Expanded genomic sequencing may be an effective adjunct hearing screening to detect hearing loss among patients in the neonatal intensive care unit (NICU), according to a study published online July 11 in JAMA Network Open.
Yunqian Zhu, from National Children’s Medical Center in Shanghai, and colleagues examined the association between expanded genomic sequencing combined with hearing screening and detection of hearing loss as well as improvement in the NICU. The analysis included 8,078 newborns.
The researchers found that 52 of 240 newborns (21.7 percent) received a diagnosis of hearing loss. When expanded genomic sequencing was used, there was a 15.6 percent increase in cases of diagnosed hearing loss that were missed by existing newborn hearing screening. Genetic factors were identified for 39 of 52 patients with hearing loss, with GJB2 and SLC26A4 emerging as the most common genes identified. Compared with those without genetic findings, those with genetic findings experienced a more severe degree of hearing loss (21 profound, four severe, seven moderate, and seven mild versus two severe, four moderate, and seven mild). Patients with genetic factors had more bilateral hearing loss (100 versus 69.2 percent).
“Genetic factors associated with hearing loss need to be identified for the proper clinical management of hearing loss in patients,” the authors write.

■ Document understanding data ■
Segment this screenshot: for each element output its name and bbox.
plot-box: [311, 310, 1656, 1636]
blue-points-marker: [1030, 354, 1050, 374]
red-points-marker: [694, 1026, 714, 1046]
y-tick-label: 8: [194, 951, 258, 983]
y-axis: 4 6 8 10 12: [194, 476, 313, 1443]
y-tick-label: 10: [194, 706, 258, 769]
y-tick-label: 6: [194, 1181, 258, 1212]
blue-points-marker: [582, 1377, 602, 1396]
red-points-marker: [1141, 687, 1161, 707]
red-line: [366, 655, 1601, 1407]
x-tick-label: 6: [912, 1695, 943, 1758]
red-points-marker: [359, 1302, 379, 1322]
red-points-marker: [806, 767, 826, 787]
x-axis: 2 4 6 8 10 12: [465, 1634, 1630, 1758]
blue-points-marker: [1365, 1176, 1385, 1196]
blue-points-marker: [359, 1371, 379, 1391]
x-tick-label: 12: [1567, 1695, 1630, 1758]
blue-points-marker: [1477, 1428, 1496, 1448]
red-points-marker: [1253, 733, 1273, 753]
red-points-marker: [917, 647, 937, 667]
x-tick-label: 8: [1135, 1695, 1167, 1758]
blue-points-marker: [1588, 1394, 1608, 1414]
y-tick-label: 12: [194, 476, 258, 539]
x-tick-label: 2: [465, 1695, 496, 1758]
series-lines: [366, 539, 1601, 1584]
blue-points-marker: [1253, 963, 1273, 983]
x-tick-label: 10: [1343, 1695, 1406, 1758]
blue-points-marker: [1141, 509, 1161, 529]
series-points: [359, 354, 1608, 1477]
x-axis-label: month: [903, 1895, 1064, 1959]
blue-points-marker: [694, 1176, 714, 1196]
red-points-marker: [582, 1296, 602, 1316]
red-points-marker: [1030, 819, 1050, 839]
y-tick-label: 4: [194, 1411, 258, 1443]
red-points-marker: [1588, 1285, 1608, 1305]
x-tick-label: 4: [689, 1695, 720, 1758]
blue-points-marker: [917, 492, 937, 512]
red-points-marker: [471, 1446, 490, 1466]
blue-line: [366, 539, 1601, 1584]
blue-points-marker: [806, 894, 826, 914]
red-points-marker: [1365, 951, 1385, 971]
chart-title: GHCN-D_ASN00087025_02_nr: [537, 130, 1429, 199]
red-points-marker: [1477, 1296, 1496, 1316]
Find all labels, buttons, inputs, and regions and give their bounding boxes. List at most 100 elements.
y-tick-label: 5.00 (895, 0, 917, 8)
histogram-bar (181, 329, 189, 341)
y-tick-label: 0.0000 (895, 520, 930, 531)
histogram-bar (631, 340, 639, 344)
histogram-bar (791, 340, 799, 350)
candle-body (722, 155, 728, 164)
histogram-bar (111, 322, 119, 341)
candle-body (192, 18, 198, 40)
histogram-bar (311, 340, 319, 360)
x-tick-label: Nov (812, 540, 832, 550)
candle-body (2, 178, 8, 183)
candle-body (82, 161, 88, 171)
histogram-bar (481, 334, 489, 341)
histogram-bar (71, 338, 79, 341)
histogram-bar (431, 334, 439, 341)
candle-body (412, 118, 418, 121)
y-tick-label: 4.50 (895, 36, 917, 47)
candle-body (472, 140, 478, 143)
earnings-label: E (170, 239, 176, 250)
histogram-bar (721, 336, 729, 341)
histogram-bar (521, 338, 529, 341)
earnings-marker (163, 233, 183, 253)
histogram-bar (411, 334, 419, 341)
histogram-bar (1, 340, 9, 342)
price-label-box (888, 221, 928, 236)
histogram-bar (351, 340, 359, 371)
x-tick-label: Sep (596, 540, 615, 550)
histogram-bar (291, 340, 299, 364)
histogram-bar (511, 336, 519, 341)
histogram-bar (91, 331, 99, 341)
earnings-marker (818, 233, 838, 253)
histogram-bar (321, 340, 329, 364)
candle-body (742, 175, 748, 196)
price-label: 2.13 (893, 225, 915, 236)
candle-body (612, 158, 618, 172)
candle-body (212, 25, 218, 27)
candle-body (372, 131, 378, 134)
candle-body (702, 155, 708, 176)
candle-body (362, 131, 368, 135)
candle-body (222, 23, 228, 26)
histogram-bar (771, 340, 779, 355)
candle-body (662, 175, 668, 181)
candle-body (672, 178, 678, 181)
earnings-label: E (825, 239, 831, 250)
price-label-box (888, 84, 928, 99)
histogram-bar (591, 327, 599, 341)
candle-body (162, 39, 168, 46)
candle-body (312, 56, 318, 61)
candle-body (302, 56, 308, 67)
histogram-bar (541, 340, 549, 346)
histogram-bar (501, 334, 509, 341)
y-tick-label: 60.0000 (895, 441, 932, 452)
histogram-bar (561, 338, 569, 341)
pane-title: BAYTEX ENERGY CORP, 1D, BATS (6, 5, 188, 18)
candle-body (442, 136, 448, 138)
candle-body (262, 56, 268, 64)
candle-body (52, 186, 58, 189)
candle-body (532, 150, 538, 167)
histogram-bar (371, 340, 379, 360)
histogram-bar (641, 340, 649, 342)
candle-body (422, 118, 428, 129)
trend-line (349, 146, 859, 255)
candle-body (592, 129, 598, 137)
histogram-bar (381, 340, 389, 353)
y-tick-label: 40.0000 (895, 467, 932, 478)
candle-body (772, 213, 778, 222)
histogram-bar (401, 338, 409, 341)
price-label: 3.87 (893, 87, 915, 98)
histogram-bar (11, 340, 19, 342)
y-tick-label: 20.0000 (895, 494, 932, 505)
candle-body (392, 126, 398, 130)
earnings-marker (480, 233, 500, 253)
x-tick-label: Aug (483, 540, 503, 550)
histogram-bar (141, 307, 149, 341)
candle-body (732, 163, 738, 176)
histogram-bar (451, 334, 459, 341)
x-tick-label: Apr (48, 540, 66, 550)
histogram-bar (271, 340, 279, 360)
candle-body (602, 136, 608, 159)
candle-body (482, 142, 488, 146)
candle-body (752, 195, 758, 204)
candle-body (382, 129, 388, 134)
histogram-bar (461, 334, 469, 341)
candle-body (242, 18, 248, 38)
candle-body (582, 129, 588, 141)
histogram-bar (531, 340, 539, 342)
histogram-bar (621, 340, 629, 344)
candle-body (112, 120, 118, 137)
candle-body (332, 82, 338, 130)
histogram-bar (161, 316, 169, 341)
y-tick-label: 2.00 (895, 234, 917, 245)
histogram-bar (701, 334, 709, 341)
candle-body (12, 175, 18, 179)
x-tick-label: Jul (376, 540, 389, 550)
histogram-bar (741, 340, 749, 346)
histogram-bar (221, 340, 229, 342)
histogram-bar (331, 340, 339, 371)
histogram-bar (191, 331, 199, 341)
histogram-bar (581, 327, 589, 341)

■ What to do ■
Copy out the part of the article on hearing loss in newborns starting with "Expanded genomic sequencing may" and going on through "included 8,078 newborns.".

■ Response below ■
Expanded genomic sequencing may be an effective adjunct hearing screening to detect hearing loss among patients in the neonatal intensive care unit (NICU), according to a study published online July 11 in JAMA Network Open.
Yunqian Zhu, from National Children’s Medical Center in Shanghai, and colleagues examined the association between expanded genomic sequencing combined with hearing screening and detection of hearing loss as well as improvement in the NICU. The analysis included 8,078 newborns.